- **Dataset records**
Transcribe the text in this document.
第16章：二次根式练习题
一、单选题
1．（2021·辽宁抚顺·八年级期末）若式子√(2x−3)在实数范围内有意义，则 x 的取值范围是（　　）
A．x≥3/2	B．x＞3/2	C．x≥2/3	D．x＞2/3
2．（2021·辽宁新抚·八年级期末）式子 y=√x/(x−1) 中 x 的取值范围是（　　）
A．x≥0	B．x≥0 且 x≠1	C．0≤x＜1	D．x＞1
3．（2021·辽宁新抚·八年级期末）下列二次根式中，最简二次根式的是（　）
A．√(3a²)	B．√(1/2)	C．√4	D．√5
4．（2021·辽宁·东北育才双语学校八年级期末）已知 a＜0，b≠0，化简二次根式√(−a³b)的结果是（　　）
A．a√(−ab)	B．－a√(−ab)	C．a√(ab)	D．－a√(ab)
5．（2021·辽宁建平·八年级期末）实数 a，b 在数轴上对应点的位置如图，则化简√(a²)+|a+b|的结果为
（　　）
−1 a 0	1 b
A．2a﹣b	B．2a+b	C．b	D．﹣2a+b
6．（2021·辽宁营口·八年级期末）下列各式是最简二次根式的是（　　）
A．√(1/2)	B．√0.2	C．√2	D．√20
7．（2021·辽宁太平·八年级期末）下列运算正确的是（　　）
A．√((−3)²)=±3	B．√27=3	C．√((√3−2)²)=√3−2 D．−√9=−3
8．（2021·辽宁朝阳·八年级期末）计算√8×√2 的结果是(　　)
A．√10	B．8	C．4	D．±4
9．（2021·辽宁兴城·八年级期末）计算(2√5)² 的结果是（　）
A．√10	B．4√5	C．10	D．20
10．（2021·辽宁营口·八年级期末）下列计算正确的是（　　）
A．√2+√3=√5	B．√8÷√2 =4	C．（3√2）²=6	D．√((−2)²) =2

- **Set problem**
Copy each line containing the word "的结果是" from the data.

- **The reply**
4．（2021·辽宁·东北育才双语学校八年级期末）已知 a＜0，b≠0，化简二次根式√(−a³b)的结果是（　　）
8．（2021·辽宁朝阳·八年级期末）计算√8×√2 的结果是(　　)
9．（2021·辽宁兴城·八年级期末）计算(2√5)² 的结果是（　）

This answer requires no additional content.